▶ _The task_
All of the data needs to be repeated exactly.
Start Given records
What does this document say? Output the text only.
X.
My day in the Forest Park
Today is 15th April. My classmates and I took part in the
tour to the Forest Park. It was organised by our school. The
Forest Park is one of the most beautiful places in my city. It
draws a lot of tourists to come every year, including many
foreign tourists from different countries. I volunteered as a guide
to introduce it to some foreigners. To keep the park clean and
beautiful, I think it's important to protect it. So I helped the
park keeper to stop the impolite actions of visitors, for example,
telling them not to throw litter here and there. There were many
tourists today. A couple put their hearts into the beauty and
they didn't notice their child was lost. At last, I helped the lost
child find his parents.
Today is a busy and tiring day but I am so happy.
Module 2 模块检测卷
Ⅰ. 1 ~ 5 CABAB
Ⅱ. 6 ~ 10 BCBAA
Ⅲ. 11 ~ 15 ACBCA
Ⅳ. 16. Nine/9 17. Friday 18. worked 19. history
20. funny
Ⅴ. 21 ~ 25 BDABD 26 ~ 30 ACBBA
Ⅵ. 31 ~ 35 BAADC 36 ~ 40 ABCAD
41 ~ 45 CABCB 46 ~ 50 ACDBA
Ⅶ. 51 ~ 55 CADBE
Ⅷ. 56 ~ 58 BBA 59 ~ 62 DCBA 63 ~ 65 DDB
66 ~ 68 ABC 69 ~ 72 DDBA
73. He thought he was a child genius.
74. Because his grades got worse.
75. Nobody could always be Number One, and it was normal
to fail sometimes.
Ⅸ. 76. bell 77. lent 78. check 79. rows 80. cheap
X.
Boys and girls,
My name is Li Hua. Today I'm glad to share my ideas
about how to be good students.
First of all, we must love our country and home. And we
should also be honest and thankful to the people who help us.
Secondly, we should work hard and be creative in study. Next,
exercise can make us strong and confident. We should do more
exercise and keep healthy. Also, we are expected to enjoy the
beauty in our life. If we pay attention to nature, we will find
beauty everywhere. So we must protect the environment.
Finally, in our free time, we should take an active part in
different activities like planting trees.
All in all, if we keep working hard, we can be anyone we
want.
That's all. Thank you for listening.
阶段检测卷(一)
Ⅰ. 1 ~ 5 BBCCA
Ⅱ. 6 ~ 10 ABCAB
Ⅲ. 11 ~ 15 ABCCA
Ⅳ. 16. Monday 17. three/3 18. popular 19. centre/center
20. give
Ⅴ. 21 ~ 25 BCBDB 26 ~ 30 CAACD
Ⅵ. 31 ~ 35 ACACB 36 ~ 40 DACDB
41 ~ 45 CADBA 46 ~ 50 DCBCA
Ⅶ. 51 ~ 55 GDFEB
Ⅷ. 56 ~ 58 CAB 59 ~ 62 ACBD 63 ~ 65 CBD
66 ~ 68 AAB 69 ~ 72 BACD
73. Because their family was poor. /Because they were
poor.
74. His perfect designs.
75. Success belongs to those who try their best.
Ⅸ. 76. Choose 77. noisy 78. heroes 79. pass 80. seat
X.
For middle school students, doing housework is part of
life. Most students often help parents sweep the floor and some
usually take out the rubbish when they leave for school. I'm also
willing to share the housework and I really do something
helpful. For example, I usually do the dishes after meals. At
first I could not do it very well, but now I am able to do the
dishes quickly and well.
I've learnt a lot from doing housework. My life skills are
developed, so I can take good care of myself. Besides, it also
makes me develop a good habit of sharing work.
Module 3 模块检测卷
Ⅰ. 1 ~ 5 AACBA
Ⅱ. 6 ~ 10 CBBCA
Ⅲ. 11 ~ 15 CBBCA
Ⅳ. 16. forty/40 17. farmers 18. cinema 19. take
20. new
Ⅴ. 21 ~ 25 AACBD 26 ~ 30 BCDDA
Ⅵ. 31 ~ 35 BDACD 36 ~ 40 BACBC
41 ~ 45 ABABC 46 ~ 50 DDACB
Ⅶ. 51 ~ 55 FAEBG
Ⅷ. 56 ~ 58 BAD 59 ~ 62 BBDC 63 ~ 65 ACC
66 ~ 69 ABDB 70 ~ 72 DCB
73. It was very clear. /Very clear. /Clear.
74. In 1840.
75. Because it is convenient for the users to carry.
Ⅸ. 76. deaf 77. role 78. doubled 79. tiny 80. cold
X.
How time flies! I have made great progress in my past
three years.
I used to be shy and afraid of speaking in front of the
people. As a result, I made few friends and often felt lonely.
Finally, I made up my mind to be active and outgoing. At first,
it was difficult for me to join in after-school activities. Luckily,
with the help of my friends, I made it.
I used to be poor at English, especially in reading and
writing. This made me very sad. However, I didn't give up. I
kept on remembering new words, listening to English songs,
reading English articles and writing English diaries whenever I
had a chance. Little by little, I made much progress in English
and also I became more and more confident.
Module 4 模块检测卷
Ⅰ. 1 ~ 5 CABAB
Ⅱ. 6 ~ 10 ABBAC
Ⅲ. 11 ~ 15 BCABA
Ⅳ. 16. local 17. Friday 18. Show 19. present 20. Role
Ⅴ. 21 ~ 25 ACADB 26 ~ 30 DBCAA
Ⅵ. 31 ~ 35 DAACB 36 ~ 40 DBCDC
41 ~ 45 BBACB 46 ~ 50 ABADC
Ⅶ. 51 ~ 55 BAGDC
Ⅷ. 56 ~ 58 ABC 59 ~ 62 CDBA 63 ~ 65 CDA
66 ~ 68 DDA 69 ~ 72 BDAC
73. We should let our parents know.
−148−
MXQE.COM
End Given records
▶ _Solution_
What does this document say? Output the text only.
X.
My day in the Forest Park
Today is 15th April. My classmates and I took part in the
tour to the Forest Park. It was organised by our school. The
Forest Park is one of the most beautiful places in my city. It
draws a lot of tourists to come every year, including many
foreign tourists from different countries. I volunteered as a guide
to introduce it to some foreigners. To keep the park clean and
beautiful, I think it's important to protect it. So I helped the
park keeper to stop the impolite actions of visitors, for example,
telling them not to throw litter here and there. There were many
tourists today. A couple put their hearts into the beauty and
they didn't notice their child was lost. At last, I helped the lost
child find his parents.
Today is a busy and tiring day but I am so happy.
Module 2 模块检测卷
Ⅰ. 1 ~ 5 CABAB
Ⅱ. 6 ~ 10 BCBAA
Ⅲ. 11 ~ 15 ACBCA
Ⅳ. 16. Nine/9 17. Friday 18. worked 19. history
20. funny
Ⅴ. 21 ~ 25 BDABD 26 ~ 30 ACBBA
Ⅵ. 31 ~ 35 BAADC 36 ~ 40 ABCAD
41 ~ 45 CABCB 46 ~ 50 ACDBA
Ⅶ. 51 ~ 55 CADBE
Ⅷ. 56 ~ 58 BBA 59 ~ 62 DCBA 63 ~ 65 DDB
66 ~ 68 ABC 69 ~ 72 DDBA
73. He thought he was a child genius.
74. Because his grades got worse.
75. Nobody could always be Number One, and it was normal
to fail sometimes.
Ⅸ. 76. bell 77. lent 78. check 79. rows 80. cheap
X.
Boys and girls,
My name is Li Hua. Today I'm glad to share my ideas
about how to be good students.
First of all, we must love our country and home. And we
should also be honest and thankful to the people who help us.
Secondly, we should work hard and be creative in study. Next,
exercise can make us strong and confident. We should do more
exercise and keep healthy. Also, we are expected to enjoy the
beauty in our life. If we pay attention to nature, we will find
beauty everywhere. So we must protect the environment.
Finally, in our free time, we should take an active part in
different activities like planting trees.
All in all, if we keep working hard, we can be anyone we
want.
That's all. Thank you for listening.
阶段检测卷(一)
Ⅰ. 1 ~ 5 BBCCA
Ⅱ. 6 ~ 10 ABCAB
Ⅲ. 11 ~ 15 ABCCA
Ⅳ. 16. Monday 17. three/3 18. popular 19. centre/center
20. give
Ⅴ. 21 ~ 25 BCBDB 26 ~ 30 CAACD
Ⅵ. 31 ~ 35 ACACB 36 ~ 40 DACDB
41 ~ 45 CADBA 46 ~ 50 DCBCA
Ⅶ. 51 ~ 55 GDFEB
Ⅷ. 56 ~ 58 CAB 59 ~ 62 ACBD 63 ~ 65 CBD
66 ~ 68 AAB 69 ~ 72 BACD
73. Because their family was poor. /Because they were
poor.
74. His perfect designs.
75. Success belongs to those who try their best.
Ⅸ. 76. Choose 77. noisy 78. heroes 79. pass 80. seat
X.
For middle school students, doing housework is part of
life. Most students often help parents sweep the floor and some
usually take out the rubbish when they leave for school. I'm also
willing to share the housework and I really do something
helpful. For example, I usually do the dishes after meals. At
first I could not do it very well, but now I am able to do the
dishes quickly and well.
I've learnt a lot from doing housework. My life skills are
developed, so I can take good care of myself. Besides, it also
makes me develop a good habit of sharing work.
Module 3 模块检测卷
Ⅰ. 1 ~ 5 AACBA
Ⅱ. 6 ~ 10 CBBCA
Ⅲ. 11 ~ 15 CBBCA
Ⅳ. 16. forty/40 17. farmers 18. cinema 19. take
20. new
Ⅴ. 21 ~ 25 AACBD 26 ~ 30 BCDDA
Ⅵ. 31 ~ 35 BDACD 36 ~ 40 BACBC
41 ~ 45 ABABC 46 ~ 50 DDACB
Ⅶ. 51 ~ 55 FAEBG
Ⅷ. 56 ~ 58 BAD 59 ~ 62 BBDC 63 ~ 65 ACC
66 ~ 69 ABDB 70 ~ 72 DCB
73. It was very clear. /Very clear. /Clear.
74. In 1840.
75. Because it is convenient for the users to carry.
Ⅸ. 76. deaf 77. role 78. doubled 79. tiny 80. cold
X.
How time flies! I have made great progress in my past
three years.
I used to be shy and afraid of speaking in front of the
people. As a result, I made few friends and often felt lonely.
Finally, I made up my mind to be active and outgoing. At first,
it was difficult for me to join in after-school activities. Luckily,
with the help of my friends, I made it.
I used to be poor at English, especially in reading and
writing. This made me very sad. However, I didn't give up. I
kept on remembering new words, listening to English songs,
reading English articles and writing English diaries whenever I
had a chance. Little by little, I made much progress in English
and also I became more and more confident.
Module 4 模块检测卷
Ⅰ. 1 ~ 5 CABAB
Ⅱ. 6 ~ 10 ABBAC
Ⅲ. 11 ~ 15 BCABA
Ⅳ. 16. local 17. Friday 18. Show 19. present 20. Role
Ⅴ. 21 ~ 25 ACADB 26 ~ 30 DBCAA
Ⅵ. 31 ~ 35 DAACB 36 ~ 40 DBCDC
41 ~ 45 BBACB 46 ~ 50 ABADC
Ⅶ. 51 ~ 55 BAGDC
Ⅷ. 56 ~ 58 ABC 59 ~ 62 CDBA 63 ~ 65 CDA
66 ~ 68 DDA 69 ~ 72 BDAC
73. We should let our parents know.
−148−
MXQE.COM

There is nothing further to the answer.